*RECORDS PROVIDED:*
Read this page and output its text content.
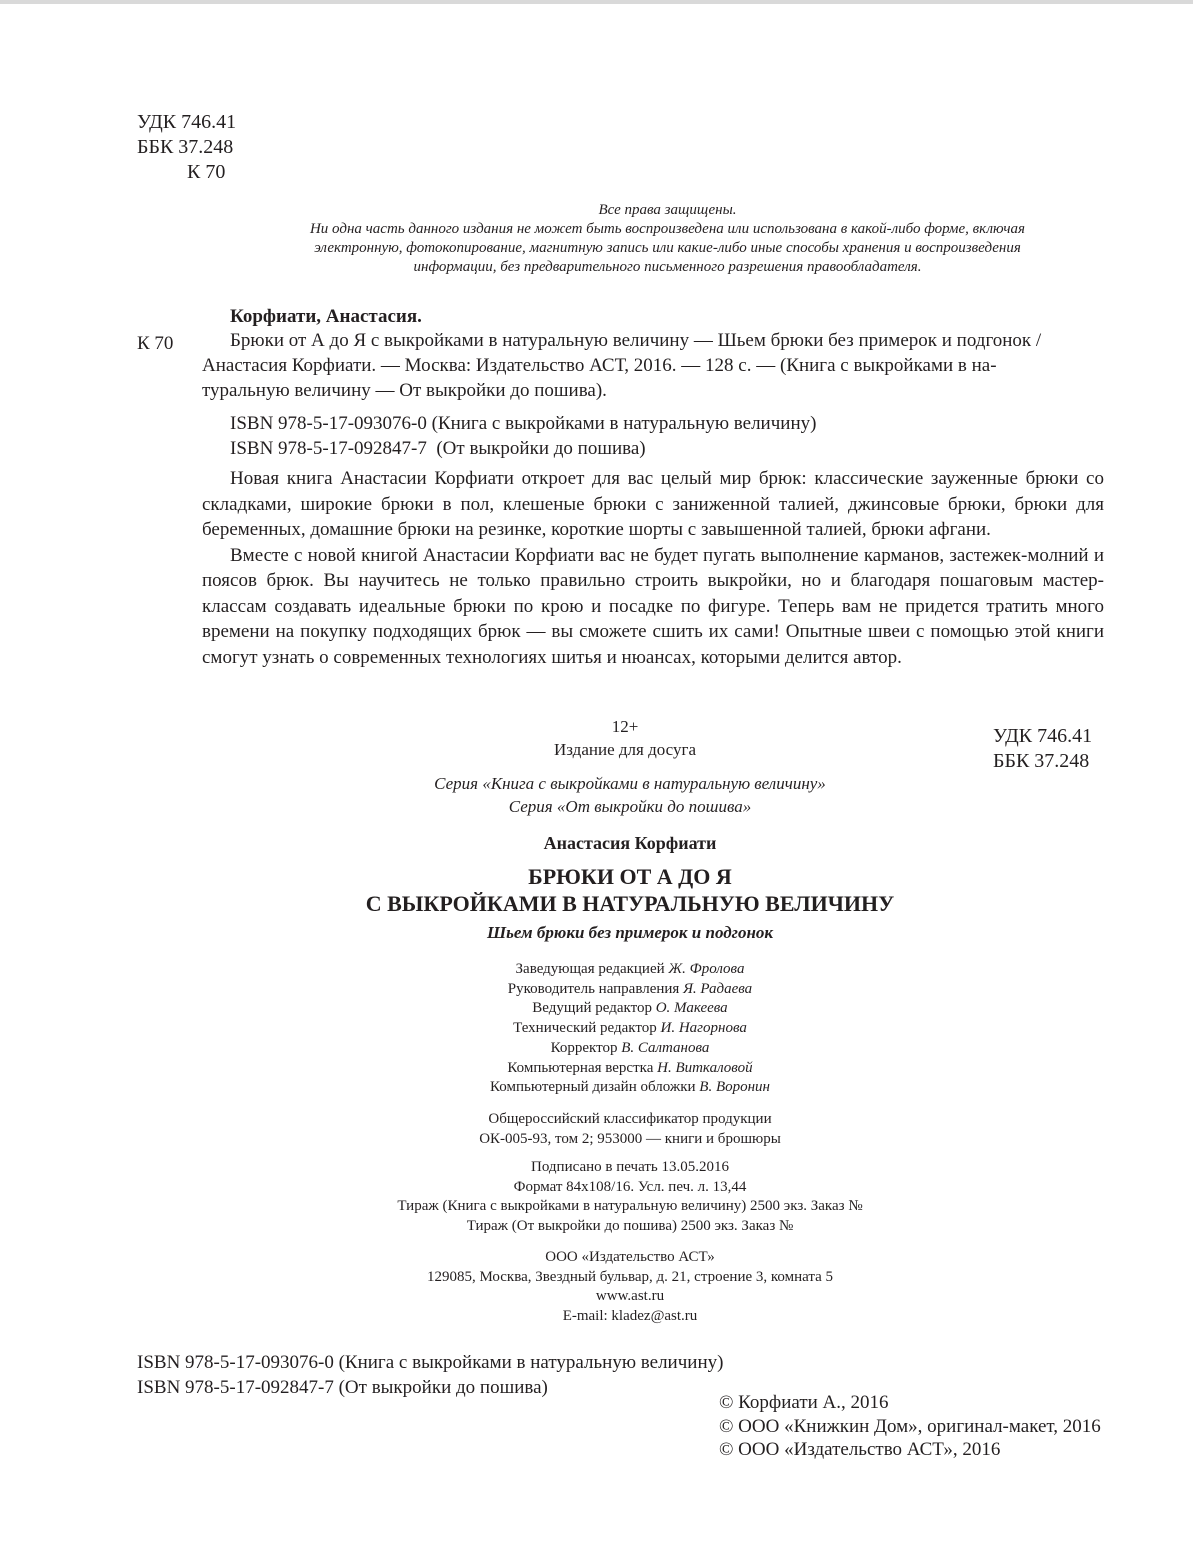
УДК 746.41
ББК 37.248
К 70
Все права защищены.
Ни одна часть данного издания не может быть воспроизведена или использована в какой-либо форме, включая
электронную, фотокопирование, магнитную запись или какие-либо иные способы хранения и воспроизведения
информации, без предварительного письменного разрешения правообладателя.
Корфиати, Анастасия.
К 70	Брюки от А до Я с выкройками в натуральную величину — Шьем брюки без примерок и подгонок /
Анастасия Корфиати. — Москва: Издательство АСТ, 2016. — 128 с. — (Книга с выкройками в на-
туральную величину — От выкройки до пошива).
ISBN 978-5-17-093076-0 (Книга с выкройками в натуральную величину)
ISBN 978-5-17-092847-7  (От выкройки до пошива)

Новая книга Анастасии Корфиати откроет для вас целый мир брюк: классические зауженные брюки со складками, широкие брюки в пол, клешеные брюки с заниженной талией, джинсовые брюки, брюки для беременных, домашние брюки на резинке, короткие шорты с завышенной талией, брюки афгани.

Вместе с новой книгой Анастасии Корфиати вас не будет пугать выполнение карманов, застежек-молний и поясов брюк. Вы научитесь не только правильно строить выкройки, но и благодаря пошаговым мастер-классам создавать идеальные брюки по крою и посадке по фигуре. Теперь вам не придется тратить много времени на покупку подходящих брюк — вы сможете сшить их сами! Опытные швеи с помощью этой книги смогут узнать о современных технологиях шитья и нюансах, которыми делится автор.

12+
Издание для досуга
УДК 746.41
ББК 37.248
Серия «Книга с выкройками в натуральную величину»
Серия «От выкройки до пошива»
Анастасия Корфиати
БРЮКИ ОТ А ДО Я
С ВЫКРОЙКАМИ В НАТУРАЛЬНУЮ ВЕЛИЧИНУ
Шьем брюки без примерок и подгонок
Заведующая редакцией Ж. Фролова
Руководитель направления Я. Радаева
Ведущий редактор О. Макеева
Технический редактор И. Нагорнова
Корректор В. Салтанова
Компьютерная верстка Н. Виткаловой
Компьютерный дизайн обложки В. Воронин
Общероссийский классификатор продукции
ОК-005-93, том 2; 953000 — книги и брошюры
Подписано в печать 13.05.2016
Формат 84x108/16. Усл. печ. л. 13,44
Тираж (Книга с выкройками в натуральную величину) 2500 экз. Заказ №
Тираж (От выкройки до пошива) 2500 экз. Заказ №
ООО «Издательство АСТ»
129085, Москва, Звездный бульвар, д. 21, строение 3, комната 5
www.ast.ru
E-mail: kladez@ast.ru
ISBN 978-5-17-093076-0 (Книга с выкройками в натуральную величину)
ISBN 978-5-17-092847-7 (От выкройки до пошива)
© Корфиати А., 2016
© ООО «Книжкин Дом», оригинал-макет, 2016
© ООО «Издательство АСТ», 2016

*INSTRUCTIONS TO FOLLOW:* Each line holding "Москва" must be found and copied.

*ANSWER FOR THIS EXERCISE:*
Анастасия Корфиати. — Москва: Издательство АСТ, 2016. — 128 с. — (Книга с выкройками в на-
129085, Москва, Звездный бульвар, д. 21, строение 3, комната 5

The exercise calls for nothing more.